## Stated problem
Exactly retype the lines below from the one containing "Extract the structured" through the end of the listing. Leave pictures out.

## Supplied records
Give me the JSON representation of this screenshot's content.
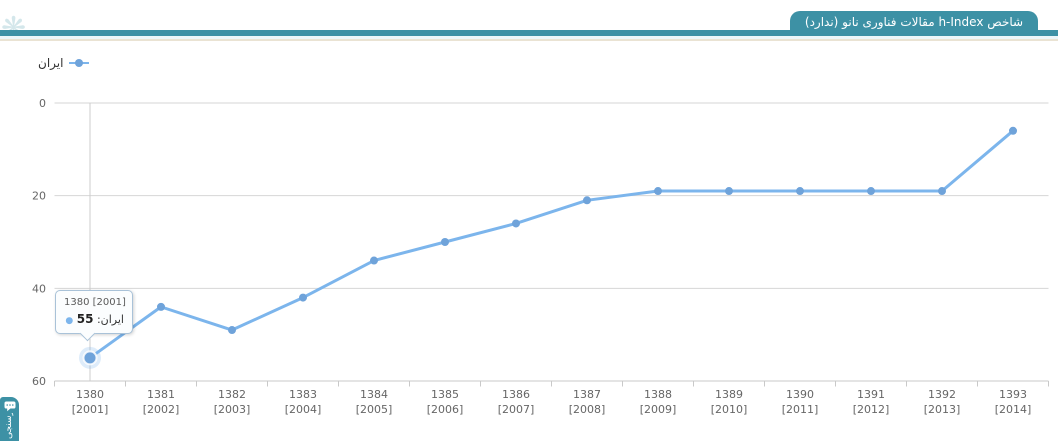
{
  "colors": {
    "teal": "#3d91a5",
    "line": "#7cb5ec",
    "marker": "#6fa3da",
    "halo": "rgba(124,181,236,0.25)",
    "gridline": "#d6d6d6",
    "axis_line": "#c9c9c9",
    "axis_label": "#666666"
  },
  "header": {
    "tab_title": "شاخص h-Index مقالات فناوری نانو (ندارد)"
  },
  "legend": {
    "series_label": "ایران"
  },
  "tooltip": {
    "header": "1380 [2001]",
    "series_label": "ایران",
    "value": "55",
    "point_index": 0
  },
  "side_tab": {
    "label": "نظرسنجی",
    "icon": "chat-bubble-icon"
  },
  "chart_data": {
    "type": "line",
    "title": "",
    "xlabel": "",
    "ylabel": "",
    "categories_jalali": [
      "1380",
      "1381",
      "1382",
      "1383",
      "1384",
      "1385",
      "1386",
      "1387",
      "1388",
      "1389",
      "1390",
      "1391",
      "1392",
      "1393"
    ],
    "categories_gregorian": [
      "[2001]",
      "[2002]",
      "[2003]",
      "[2004]",
      "[2005]",
      "[2006]",
      "[2007]",
      "[2008]",
      "[2009]",
      "[2010]",
      "[2011]",
      "[2012]",
      "[2013]",
      "[2014]"
    ],
    "series": [
      {
        "name": "ایران",
        "values": [
          55,
          44,
          49,
          42,
          34,
          30,
          26,
          21,
          19,
          19,
          19,
          19,
          19,
          6
        ]
      }
    ],
    "yaxis": {
      "min": 0,
      "max": 60,
      "ticks": [
        0,
        20,
        40,
        60
      ],
      "reversed": true
    },
    "grid": true,
    "legend_position": "top-left",
    "highlighted_point_index": 0,
    "crosshair_index": 0
  }
}
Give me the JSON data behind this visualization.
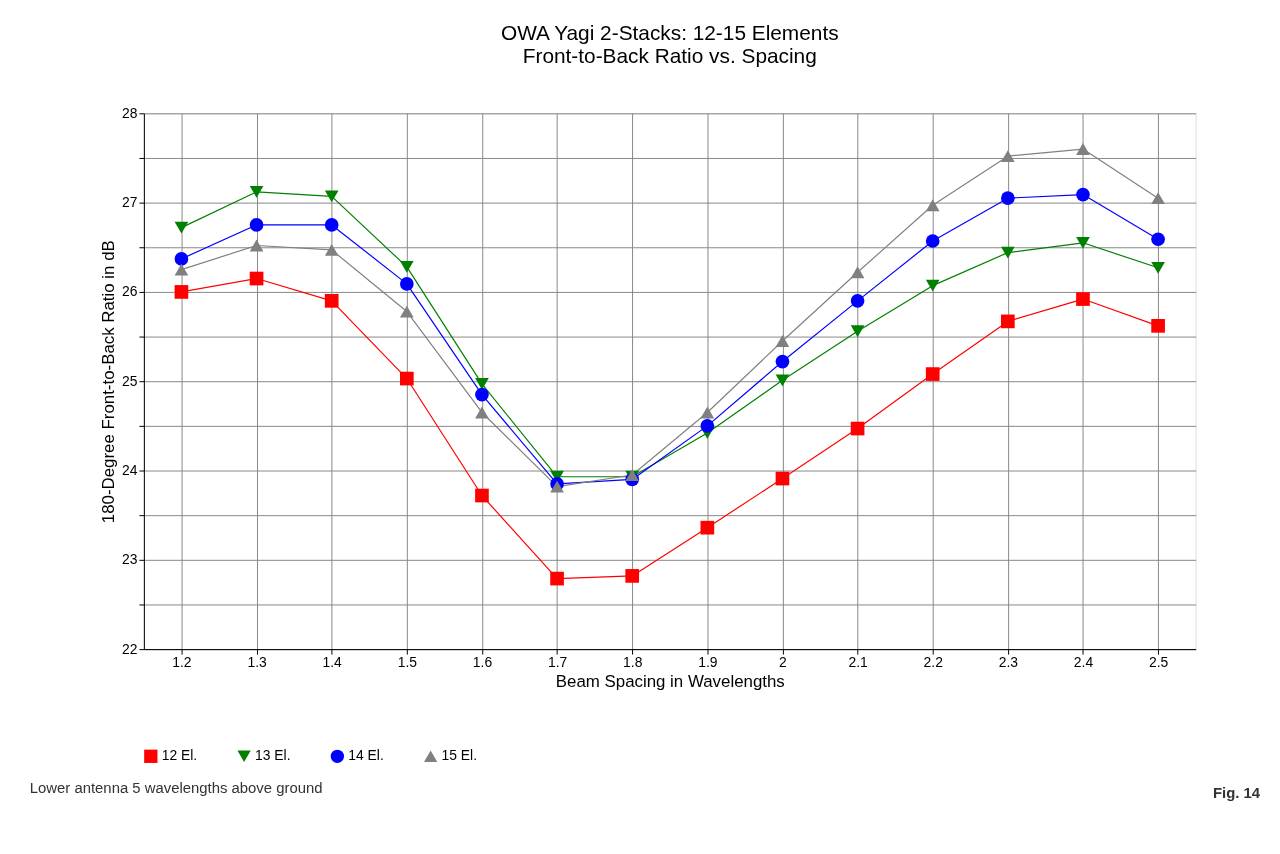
{
  "chart_data": {
    "type": "line",
    "title": "OWA Yagi 2-Stacks: 12-15 Elements\nFront-to-Back Ratio vs. Spacing",
    "xlabel": "Beam Spacing in Wavelengths",
    "ylabel": "180-Degree Front-to-Back Ratio in dB",
    "x": [
      1.2,
      1.3,
      1.4,
      1.5,
      1.6,
      1.7,
      1.8,
      1.9,
      2.0,
      2.1,
      2.2,
      2.3,
      2.4,
      2.5
    ],
    "series": [
      {
        "name": "12 El.",
        "color": "#ff0000",
        "marker": "square",
        "values": [
          26.0,
          26.15,
          25.9,
          25.03,
          23.72,
          22.79,
          22.82,
          23.36,
          23.91,
          24.47,
          25.08,
          25.67,
          25.92,
          25.62
        ]
      },
      {
        "name": "13 El.",
        "color": "#008000",
        "marker": "triangle-down",
        "values": [
          26.72,
          27.12,
          27.07,
          26.28,
          24.97,
          23.93,
          23.93,
          24.42,
          25.01,
          25.56,
          26.07,
          26.44,
          26.55,
          26.27
        ]
      },
      {
        "name": "14 El.",
        "color": "#0000ff",
        "marker": "circle",
        "values": [
          26.37,
          26.75,
          26.75,
          26.09,
          24.85,
          23.85,
          23.9,
          24.5,
          25.22,
          25.9,
          26.57,
          27.05,
          27.09,
          26.59
        ]
      },
      {
        "name": "15 El.",
        "color": "#808080",
        "marker": "triangle-up",
        "values": [
          26.25,
          26.52,
          26.47,
          25.78,
          24.65,
          23.82,
          23.95,
          24.65,
          25.45,
          26.22,
          26.97,
          27.52,
          27.6,
          27.05
        ]
      }
    ],
    "xlim": [
      1.15,
      2.55
    ],
    "xticks": [
      1.2,
      1.3,
      1.4,
      1.5,
      1.6,
      1.7,
      1.8,
      1.9,
      2,
      2.1,
      2.2,
      2.3,
      2.4,
      2.5
    ],
    "ylim": [
      22,
      28
    ],
    "yticks": [
      22,
      {
        "value": 22.5,
        "label": null
      },
      23,
      {
        "value": 23.5,
        "label": null
      },
      24,
      {
        "value": 24.5,
        "label": null
      },
      25,
      {
        "value": 25.5,
        "label": null
      },
      26,
      {
        "value": 26.5,
        "label": null
      },
      27,
      {
        "value": 27.5,
        "label": null
      },
      28
    ],
    "grid": true,
    "legend": "bottom",
    "line_style": "solid",
    "annotations": [
      "Lower antenna 5 wavelengths above ground",
      "Fig. 14"
    ]
  }
}
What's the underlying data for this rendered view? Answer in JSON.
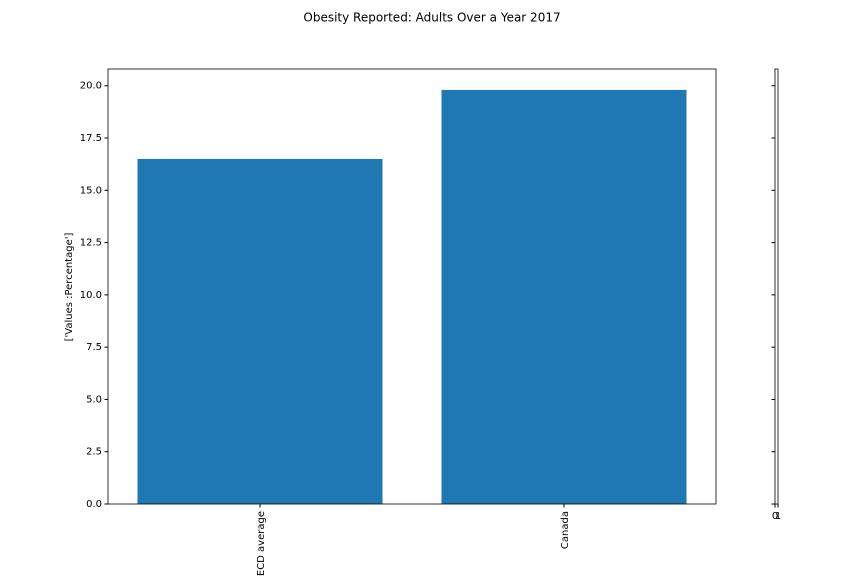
{
  "chart_data": [
    {
      "type": "bar",
      "title": "Obesity Reported: Adults Over a Year 2017",
      "ylabel": "['Values :Percentage']",
      "categories": [
        "OECD average",
        "Canada"
      ],
      "values": [
        16.5,
        19.8
      ],
      "color": "#1f77b4",
      "ylim": [
        0,
        20.8
      ],
      "yticks": [
        {
          "value": 0,
          "label": "0.0"
        },
        2.5,
        {
          "value": 5,
          "label": "5.0"
        },
        7.5,
        {
          "value": 10,
          "label": "10.0"
        },
        12.5,
        {
          "value": 15,
          "label": "15.0"
        },
        17.5,
        {
          "value": 20,
          "label": "20.0"
        }
      ]
    },
    {
      "type": "axes",
      "xlim": [
        0,
        1
      ],
      "xticks": [
        0,
        1
      ],
      "ylim": [
        0,
        20.8
      ],
      "yticks": [
        0,
        2.5,
        5,
        7.5,
        10,
        12.5,
        15,
        17.5,
        20
      ]
    }
  ]
}
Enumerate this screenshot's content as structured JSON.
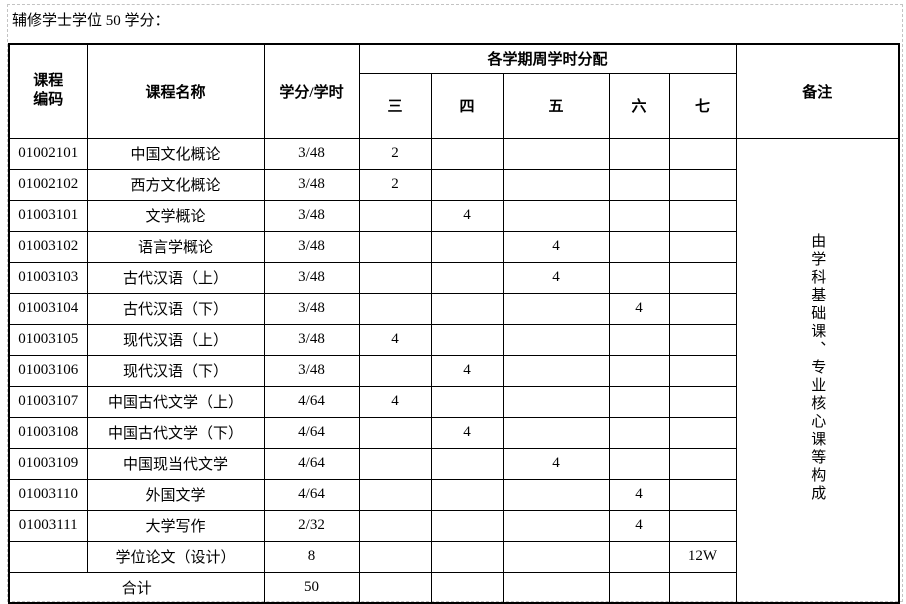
{
  "caption": "辅修学士学位 50 学分：",
  "table": {
    "header": {
      "code": "课程\n编码",
      "name": "课程名称",
      "credit": "学分/学时",
      "semester_group": "各学期周学时分配",
      "semesters": [
        "三",
        "四",
        "五",
        "六",
        "七"
      ],
      "remark": "备注"
    },
    "remark": "由学科基础课、专业核心课等构成",
    "rows": [
      {
        "code": "01002101",
        "name": "中国文化概论",
        "credit": "3/48",
        "hours": [
          "2",
          "",
          "",
          "",
          ""
        ]
      },
      {
        "code": "01002102",
        "name": "西方文化概论",
        "credit": "3/48",
        "hours": [
          "2",
          "",
          "",
          "",
          ""
        ]
      },
      {
        "code": "01003101",
        "name": "文学概论",
        "credit": "3/48",
        "hours": [
          "",
          "4",
          "",
          "",
          ""
        ]
      },
      {
        "code": "01003102",
        "name": "语言学概论",
        "credit": "3/48",
        "hours": [
          "",
          "",
          "4",
          "",
          ""
        ]
      },
      {
        "code": "01003103",
        "name": "古代汉语（上）",
        "credit": "3/48",
        "hours": [
          "",
          "",
          "4",
          "",
          ""
        ]
      },
      {
        "code": "01003104",
        "name": "古代汉语（下）",
        "credit": "3/48",
        "hours": [
          "",
          "",
          "",
          "4",
          ""
        ]
      },
      {
        "code": "01003105",
        "name": "现代汉语（上）",
        "credit": "3/48",
        "hours": [
          "4",
          "",
          "",
          "",
          ""
        ]
      },
      {
        "code": "01003106",
        "name": "现代汉语（下）",
        "credit": "3/48",
        "hours": [
          "",
          "4",
          "",
          "",
          ""
        ]
      },
      {
        "code": "01003107",
        "name": "中国古代文学（上）",
        "credit": "4/64",
        "hours": [
          "4",
          "",
          "",
          "",
          ""
        ]
      },
      {
        "code": "01003108",
        "name": "中国古代文学（下）",
        "credit": "4/64",
        "hours": [
          "",
          "4",
          "",
          "",
          ""
        ]
      },
      {
        "code": "01003109",
        "name": "中国现当代文学",
        "credit": "4/64",
        "hours": [
          "",
          "",
          "4",
          "",
          ""
        ]
      },
      {
        "code": "01003110",
        "name": "外国文学",
        "credit": "4/64",
        "hours": [
          "",
          "",
          "",
          "4",
          ""
        ]
      },
      {
        "code": "01003111",
        "name": "大学写作",
        "credit": "2/32",
        "hours": [
          "",
          "",
          "",
          "4",
          ""
        ]
      },
      {
        "code": "",
        "name": "学位论文（设计）",
        "credit": "8",
        "hours": [
          "",
          "",
          "",
          "",
          "12W"
        ]
      },
      {
        "merged": true,
        "name": "合计",
        "credit": "50",
        "hours": [
          "",
          "",
          "",
          "",
          ""
        ]
      }
    ]
  },
  "colors": {
    "border": "#000000",
    "frame_dash": "#c3c3c3",
    "text": "#000000",
    "background": "#ffffff"
  }
}
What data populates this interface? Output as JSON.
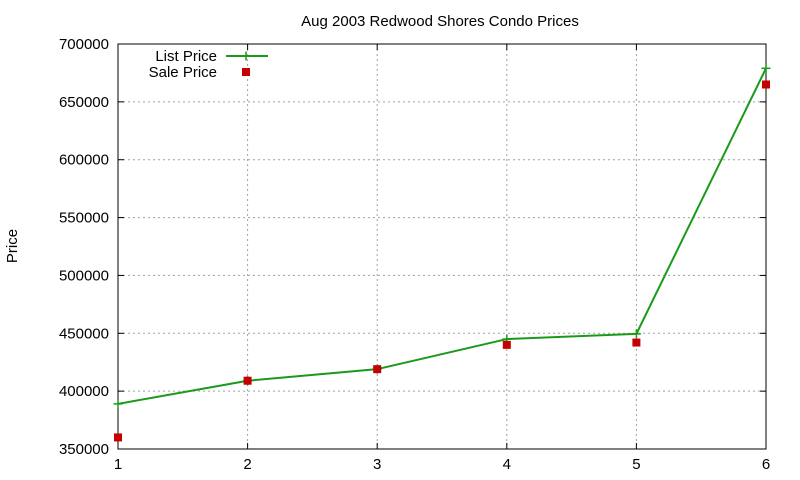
{
  "chart_data": {
    "type": "line",
    "title": "Aug 2003 Redwood Shores Condo Prices",
    "xlabel": "",
    "ylabel": "Price",
    "xlim": [
      1,
      6
    ],
    "ylim": [
      350000,
      700000
    ],
    "xticks": [
      "1",
      "2",
      "3",
      "4",
      "5",
      "6"
    ],
    "yticks": [
      "350000",
      "400000",
      "450000",
      "500000",
      "550000",
      "600000",
      "650000",
      "700000"
    ],
    "grid": true,
    "legend_position": "top-left",
    "x": [
      1,
      2,
      3,
      4,
      5,
      6
    ],
    "series": [
      {
        "name": "List Price",
        "style": "linespoints",
        "marker": "plus",
        "color": "#1a9a1a",
        "values": [
          389000,
          409000,
          419000,
          445000,
          449500,
          679000
        ]
      },
      {
        "name": "Sale Price",
        "style": "points",
        "marker": "square",
        "color": "#c40000",
        "values": [
          360000,
          409000,
          419000,
          440000,
          442000,
          665000
        ]
      }
    ]
  }
}
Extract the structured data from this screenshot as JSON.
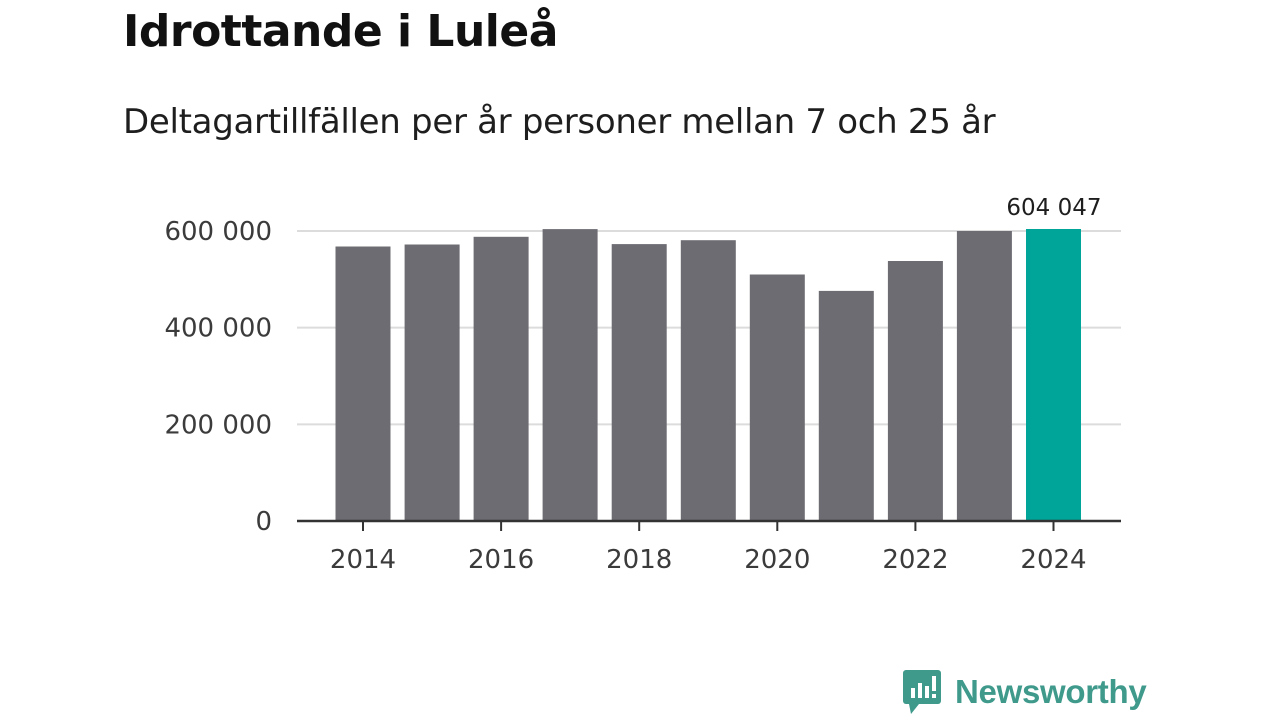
{
  "chart_data": {
    "type": "bar",
    "title": "Idrottande i Luleå",
    "subtitle": "Deltagartillfällen per år personer mellan 7 och 25 år",
    "categories": [
      "2014",
      "2015",
      "2016",
      "2017",
      "2018",
      "2019",
      "2020",
      "2021",
      "2022",
      "2023",
      "2024"
    ],
    "values": [
      568000,
      572000,
      588000,
      604000,
      573000,
      581000,
      510000,
      476000,
      538000,
      600000,
      604047
    ],
    "highlight_index": 10,
    "highlight_label": "604 047",
    "ylim": [
      0,
      620000
    ],
    "yticks": [
      0,
      200000,
      400000,
      600000
    ],
    "ytick_labels": [
      "0",
      "200 000",
      "400 000",
      "600 000"
    ],
    "xtick_labels": [
      "2014",
      "2016",
      "2018",
      "2020",
      "2022",
      "2024"
    ],
    "xlabel": "",
    "ylabel": "",
    "grid": true,
    "legend": "none",
    "colors": {
      "bar": "#6d6c72",
      "highlight": "#00a599",
      "grid": "#dcdcdc",
      "axis": "#333333"
    }
  },
  "brand": {
    "name": "Newsworthy",
    "icon": "newsworthy-logo-icon",
    "color": "#3f9a8c"
  }
}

## Final result
Extract the structured data from this screenshot as JSON.
{
  "chart_data": {
    "type": "bar",
    "title": "Idrottande i Luleå",
    "subtitle": "Deltagartillfällen per år personer mellan 7 och 25 år",
    "categories": [
      "2014",
      "2015",
      "2016",
      "2017",
      "2018",
      "2019",
      "2020",
      "2021",
      "2022",
      "2023",
      "2024"
    ],
    "values": [
      568000,
      572000,
      588000,
      604000,
      573000,
      581000,
      510000,
      476000,
      538000,
      600000,
      604047
    ],
    "highlight_index": 10,
    "highlight_label": "604 047",
    "ylim": [
      0,
      620000
    ],
    "yticks": [
      0,
      200000,
      400000,
      600000
    ],
    "ytick_labels": [
      "0",
      "200 000",
      "400 000",
      "600 000"
    ],
    "xtick_labels": [
      "2014",
      "2016",
      "2018",
      "2020",
      "2022",
      "2024"
    ],
    "xlabel": "",
    "ylabel": "",
    "grid": true,
    "legend": "none",
    "colors": {
      "bar": "#6d6c72",
      "highlight": "#00a599",
      "grid": "#dcdcdc",
      "axis": "#333333"
    }
  },
  "brand": {
    "name": "Newsworthy",
    "icon": "newsworthy-logo-icon",
    "color": "#3f9a8c"
  }
}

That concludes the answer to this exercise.